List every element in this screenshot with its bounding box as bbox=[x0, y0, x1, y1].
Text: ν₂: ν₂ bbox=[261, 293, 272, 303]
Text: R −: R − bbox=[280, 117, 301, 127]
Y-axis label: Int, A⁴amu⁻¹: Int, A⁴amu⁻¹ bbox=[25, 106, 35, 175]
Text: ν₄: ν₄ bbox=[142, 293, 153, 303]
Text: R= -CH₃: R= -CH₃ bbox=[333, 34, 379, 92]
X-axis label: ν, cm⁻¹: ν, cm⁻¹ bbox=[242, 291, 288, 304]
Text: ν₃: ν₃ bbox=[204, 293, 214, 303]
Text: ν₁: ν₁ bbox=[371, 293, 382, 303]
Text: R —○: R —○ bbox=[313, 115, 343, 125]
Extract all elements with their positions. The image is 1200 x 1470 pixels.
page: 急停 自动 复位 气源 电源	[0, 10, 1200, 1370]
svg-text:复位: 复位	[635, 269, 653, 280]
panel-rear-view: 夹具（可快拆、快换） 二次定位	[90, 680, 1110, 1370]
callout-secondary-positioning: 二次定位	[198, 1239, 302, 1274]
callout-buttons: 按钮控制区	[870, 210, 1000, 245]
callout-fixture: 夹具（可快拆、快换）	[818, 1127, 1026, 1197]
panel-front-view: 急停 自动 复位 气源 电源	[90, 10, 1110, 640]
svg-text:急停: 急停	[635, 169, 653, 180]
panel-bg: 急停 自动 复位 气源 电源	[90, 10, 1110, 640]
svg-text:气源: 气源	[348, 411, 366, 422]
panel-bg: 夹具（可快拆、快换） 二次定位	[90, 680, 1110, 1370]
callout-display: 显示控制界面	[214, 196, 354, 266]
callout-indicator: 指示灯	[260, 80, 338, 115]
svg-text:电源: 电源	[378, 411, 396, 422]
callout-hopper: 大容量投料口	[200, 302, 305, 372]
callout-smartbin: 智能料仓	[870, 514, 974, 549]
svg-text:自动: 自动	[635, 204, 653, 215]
^^^^
**TASK DESCRIPTION**
Which rows above contain the string "axis"? Return each of those rows in full, treating uppercase and lowercase letters as different.

**ANSWER FOR THIS EXERCISE**
Y-axis label: Int, A⁴amu⁻¹: Int, A⁴amu⁻¹ bbox=[25, 106, 35, 175]
X-axis label: ν, cm⁻¹: ν, cm⁻¹ bbox=[242, 291, 288, 304]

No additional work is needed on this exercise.